To be done. Count every line that has "production" in it and give the total, nothing more.

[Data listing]
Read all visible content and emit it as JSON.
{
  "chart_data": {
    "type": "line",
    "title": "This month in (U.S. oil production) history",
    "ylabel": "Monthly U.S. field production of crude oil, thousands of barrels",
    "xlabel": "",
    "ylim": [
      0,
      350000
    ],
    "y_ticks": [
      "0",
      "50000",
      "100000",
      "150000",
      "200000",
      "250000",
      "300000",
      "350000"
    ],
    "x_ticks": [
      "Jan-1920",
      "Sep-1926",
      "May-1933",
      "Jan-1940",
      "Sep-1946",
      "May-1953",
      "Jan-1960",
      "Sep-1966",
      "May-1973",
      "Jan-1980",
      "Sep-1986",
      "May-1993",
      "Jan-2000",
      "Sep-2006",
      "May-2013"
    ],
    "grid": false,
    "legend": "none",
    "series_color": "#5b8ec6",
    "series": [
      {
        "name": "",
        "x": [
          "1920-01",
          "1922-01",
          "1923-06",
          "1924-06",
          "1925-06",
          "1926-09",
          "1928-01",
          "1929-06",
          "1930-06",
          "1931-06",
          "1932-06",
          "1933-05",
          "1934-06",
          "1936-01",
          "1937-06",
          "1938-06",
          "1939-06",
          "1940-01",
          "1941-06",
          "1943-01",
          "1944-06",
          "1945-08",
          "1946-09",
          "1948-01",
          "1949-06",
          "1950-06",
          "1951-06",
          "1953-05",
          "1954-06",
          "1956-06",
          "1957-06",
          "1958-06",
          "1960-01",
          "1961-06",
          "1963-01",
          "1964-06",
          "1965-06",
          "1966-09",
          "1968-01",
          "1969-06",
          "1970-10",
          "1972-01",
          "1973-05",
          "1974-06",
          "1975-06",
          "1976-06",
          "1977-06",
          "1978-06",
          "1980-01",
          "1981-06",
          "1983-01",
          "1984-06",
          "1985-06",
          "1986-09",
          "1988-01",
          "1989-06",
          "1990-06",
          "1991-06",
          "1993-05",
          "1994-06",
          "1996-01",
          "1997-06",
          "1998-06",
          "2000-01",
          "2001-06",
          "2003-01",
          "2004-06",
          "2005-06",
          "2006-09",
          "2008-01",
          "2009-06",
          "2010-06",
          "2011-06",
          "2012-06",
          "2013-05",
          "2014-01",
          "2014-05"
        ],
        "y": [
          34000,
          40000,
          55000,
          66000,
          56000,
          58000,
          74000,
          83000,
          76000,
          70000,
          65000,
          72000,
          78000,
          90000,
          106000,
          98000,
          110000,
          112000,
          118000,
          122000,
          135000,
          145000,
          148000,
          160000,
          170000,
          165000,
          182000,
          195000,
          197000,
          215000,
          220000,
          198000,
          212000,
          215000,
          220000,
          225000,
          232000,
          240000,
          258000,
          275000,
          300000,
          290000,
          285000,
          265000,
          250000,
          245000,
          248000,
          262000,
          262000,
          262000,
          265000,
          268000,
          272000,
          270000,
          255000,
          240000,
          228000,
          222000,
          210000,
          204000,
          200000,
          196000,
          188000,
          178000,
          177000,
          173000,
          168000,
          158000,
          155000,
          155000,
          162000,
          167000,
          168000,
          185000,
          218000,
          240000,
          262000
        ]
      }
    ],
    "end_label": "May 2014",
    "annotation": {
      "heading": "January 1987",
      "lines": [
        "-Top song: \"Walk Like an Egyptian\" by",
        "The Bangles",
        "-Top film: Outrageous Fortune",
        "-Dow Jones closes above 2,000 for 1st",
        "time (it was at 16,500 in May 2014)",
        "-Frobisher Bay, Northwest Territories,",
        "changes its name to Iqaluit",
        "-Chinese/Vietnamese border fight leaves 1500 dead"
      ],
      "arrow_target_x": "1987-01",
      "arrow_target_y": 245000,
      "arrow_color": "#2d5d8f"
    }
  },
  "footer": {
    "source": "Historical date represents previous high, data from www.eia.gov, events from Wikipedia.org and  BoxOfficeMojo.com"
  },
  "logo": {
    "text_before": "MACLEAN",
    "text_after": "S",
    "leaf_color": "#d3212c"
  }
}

Response to the exercise. 2